Stated goal
Search the entries for the word "VOZILIMA" and pull out each line that has it.

* BEGIN *

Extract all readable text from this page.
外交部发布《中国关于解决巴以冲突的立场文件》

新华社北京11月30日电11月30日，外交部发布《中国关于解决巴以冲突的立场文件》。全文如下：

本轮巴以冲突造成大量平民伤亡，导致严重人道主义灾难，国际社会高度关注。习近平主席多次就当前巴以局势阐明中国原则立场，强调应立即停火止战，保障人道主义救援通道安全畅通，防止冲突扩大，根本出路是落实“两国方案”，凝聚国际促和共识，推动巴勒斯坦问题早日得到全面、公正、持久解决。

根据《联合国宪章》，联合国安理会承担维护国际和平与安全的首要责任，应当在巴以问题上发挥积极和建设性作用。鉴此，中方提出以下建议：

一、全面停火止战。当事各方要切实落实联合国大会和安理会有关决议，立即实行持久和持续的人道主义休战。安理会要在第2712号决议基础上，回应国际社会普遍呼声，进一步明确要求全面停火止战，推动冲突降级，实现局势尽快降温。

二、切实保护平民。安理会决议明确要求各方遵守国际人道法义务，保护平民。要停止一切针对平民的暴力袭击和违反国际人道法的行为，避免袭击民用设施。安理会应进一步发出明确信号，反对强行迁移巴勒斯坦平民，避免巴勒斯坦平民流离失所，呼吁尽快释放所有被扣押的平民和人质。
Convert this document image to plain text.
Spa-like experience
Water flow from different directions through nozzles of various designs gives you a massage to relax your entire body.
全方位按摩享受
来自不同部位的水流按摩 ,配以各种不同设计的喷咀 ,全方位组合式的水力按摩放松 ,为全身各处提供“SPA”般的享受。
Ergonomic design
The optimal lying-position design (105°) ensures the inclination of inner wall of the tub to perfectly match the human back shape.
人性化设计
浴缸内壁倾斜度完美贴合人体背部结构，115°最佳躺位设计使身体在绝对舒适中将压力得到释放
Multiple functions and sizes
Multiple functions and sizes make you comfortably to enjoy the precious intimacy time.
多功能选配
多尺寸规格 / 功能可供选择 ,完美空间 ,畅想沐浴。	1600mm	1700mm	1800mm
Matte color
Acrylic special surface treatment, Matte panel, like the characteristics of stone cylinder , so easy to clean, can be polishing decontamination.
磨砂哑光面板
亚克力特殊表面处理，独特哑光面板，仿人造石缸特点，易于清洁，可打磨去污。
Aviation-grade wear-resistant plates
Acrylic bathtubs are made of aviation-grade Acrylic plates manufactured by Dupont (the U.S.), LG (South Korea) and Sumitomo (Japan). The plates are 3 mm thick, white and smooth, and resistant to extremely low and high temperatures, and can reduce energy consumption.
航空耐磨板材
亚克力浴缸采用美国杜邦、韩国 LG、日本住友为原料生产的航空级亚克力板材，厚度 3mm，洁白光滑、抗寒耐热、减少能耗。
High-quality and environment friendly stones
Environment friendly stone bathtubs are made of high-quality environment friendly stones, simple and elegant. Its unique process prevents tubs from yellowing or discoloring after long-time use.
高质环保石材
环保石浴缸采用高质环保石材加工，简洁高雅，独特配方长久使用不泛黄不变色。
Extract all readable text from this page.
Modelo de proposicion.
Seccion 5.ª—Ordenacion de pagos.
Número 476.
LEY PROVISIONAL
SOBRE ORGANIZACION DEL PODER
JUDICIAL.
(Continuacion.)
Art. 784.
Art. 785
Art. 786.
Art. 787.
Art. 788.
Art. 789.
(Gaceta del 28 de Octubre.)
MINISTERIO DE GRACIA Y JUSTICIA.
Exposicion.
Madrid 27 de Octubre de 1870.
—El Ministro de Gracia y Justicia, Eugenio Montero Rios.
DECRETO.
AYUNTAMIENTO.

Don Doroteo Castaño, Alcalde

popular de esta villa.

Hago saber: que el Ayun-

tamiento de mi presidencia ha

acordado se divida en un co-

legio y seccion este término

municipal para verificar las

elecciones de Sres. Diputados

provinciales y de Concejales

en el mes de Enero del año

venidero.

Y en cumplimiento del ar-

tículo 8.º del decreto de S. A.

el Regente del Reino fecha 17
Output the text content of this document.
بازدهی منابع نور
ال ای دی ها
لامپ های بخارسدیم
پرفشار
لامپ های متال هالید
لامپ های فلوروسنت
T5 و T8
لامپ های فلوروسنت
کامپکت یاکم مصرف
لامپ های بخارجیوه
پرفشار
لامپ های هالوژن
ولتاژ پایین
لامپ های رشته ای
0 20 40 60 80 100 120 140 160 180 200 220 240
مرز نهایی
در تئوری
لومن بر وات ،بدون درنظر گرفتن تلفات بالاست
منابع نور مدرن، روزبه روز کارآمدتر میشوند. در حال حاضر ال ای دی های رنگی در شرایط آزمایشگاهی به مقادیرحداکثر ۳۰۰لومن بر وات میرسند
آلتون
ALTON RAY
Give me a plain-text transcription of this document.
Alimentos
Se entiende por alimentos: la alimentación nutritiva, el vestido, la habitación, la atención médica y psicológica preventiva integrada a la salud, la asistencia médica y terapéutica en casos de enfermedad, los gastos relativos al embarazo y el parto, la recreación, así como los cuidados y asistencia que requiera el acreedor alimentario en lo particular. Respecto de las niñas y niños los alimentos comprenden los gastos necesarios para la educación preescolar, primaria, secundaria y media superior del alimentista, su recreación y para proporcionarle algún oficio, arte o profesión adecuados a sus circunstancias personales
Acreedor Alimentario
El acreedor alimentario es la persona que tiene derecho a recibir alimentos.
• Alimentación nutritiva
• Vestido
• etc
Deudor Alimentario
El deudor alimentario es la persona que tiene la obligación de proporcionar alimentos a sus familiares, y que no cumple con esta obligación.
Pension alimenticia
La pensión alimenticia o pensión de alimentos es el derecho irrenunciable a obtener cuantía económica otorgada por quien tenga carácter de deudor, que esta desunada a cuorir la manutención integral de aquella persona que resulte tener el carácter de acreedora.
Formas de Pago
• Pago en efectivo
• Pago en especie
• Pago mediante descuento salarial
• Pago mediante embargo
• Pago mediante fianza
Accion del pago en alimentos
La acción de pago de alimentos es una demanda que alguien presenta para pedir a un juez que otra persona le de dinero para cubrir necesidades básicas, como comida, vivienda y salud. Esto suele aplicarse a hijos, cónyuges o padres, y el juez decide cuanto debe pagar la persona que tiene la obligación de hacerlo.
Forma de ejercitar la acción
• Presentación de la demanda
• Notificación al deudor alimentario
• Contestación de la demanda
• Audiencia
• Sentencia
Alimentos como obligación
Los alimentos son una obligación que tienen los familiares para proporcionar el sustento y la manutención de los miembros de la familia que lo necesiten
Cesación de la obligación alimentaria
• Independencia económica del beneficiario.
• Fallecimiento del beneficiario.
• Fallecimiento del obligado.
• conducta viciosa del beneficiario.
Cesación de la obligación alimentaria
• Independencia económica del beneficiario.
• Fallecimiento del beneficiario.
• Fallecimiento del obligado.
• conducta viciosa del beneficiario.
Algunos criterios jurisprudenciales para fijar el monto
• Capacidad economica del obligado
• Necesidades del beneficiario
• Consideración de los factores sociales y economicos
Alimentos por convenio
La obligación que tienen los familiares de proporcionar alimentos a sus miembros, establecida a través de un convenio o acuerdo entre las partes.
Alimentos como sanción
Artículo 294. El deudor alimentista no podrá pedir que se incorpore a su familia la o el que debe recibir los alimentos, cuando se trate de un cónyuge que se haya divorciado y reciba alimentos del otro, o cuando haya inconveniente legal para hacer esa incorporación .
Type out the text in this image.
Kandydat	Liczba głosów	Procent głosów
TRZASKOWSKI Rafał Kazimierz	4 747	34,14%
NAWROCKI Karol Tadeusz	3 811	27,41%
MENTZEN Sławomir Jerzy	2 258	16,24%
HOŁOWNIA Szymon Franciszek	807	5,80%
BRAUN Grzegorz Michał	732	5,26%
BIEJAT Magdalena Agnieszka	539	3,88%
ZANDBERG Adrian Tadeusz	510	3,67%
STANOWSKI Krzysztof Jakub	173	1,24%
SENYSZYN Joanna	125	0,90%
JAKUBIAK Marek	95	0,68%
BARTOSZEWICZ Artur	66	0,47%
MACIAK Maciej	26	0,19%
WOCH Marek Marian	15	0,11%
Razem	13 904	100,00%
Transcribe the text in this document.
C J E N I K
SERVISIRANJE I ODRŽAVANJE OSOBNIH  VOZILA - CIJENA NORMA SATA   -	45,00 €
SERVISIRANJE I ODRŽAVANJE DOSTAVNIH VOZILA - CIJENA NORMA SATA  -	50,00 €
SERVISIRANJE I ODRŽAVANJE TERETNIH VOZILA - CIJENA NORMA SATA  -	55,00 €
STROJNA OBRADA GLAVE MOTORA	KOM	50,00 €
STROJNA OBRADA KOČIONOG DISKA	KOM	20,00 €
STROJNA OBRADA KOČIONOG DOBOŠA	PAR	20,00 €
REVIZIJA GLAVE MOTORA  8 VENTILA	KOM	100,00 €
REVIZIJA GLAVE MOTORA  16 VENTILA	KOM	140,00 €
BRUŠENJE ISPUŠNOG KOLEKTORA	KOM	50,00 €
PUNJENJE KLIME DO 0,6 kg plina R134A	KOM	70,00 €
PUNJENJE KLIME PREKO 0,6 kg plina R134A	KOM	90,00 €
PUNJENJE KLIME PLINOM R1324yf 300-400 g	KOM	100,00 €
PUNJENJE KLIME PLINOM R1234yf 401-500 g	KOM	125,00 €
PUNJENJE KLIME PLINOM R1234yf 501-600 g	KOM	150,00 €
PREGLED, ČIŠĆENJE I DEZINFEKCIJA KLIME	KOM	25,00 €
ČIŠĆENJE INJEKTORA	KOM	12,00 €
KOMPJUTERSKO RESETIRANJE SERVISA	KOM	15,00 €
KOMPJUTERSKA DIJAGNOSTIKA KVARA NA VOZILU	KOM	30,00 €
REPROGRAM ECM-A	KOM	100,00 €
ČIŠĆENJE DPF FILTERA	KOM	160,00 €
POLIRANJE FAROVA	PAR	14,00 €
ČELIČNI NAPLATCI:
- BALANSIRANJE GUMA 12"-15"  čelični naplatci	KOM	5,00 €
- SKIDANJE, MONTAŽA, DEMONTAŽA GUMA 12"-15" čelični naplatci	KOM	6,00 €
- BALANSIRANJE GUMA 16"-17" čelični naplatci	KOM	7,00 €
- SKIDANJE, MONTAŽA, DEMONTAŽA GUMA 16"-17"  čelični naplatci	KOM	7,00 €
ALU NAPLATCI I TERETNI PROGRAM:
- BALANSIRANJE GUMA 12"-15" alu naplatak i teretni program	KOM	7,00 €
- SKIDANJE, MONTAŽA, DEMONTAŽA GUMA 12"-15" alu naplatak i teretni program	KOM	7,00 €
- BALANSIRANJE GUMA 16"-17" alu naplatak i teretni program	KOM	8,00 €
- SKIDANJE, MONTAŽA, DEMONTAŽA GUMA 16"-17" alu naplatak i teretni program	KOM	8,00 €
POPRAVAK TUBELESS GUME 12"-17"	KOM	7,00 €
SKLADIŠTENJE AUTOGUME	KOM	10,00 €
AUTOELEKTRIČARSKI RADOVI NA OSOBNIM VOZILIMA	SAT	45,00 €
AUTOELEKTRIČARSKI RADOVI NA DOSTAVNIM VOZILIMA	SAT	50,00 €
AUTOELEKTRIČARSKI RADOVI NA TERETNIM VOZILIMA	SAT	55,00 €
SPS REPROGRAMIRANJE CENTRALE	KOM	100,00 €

* END *

Problem solution
AUTOELEKTRIČARSKI RADOVI NA OSOBNIM VOZILIMA	SAT	45,00 €
AUTOELEKTRIČARSKI RADOVI NA DOSTAVNIM VOZILIMA	SAT	50,00 €
AUTOELEKTRIČARSKI RADOVI NA TERETNIM VOZILIMA	SAT	55,00 €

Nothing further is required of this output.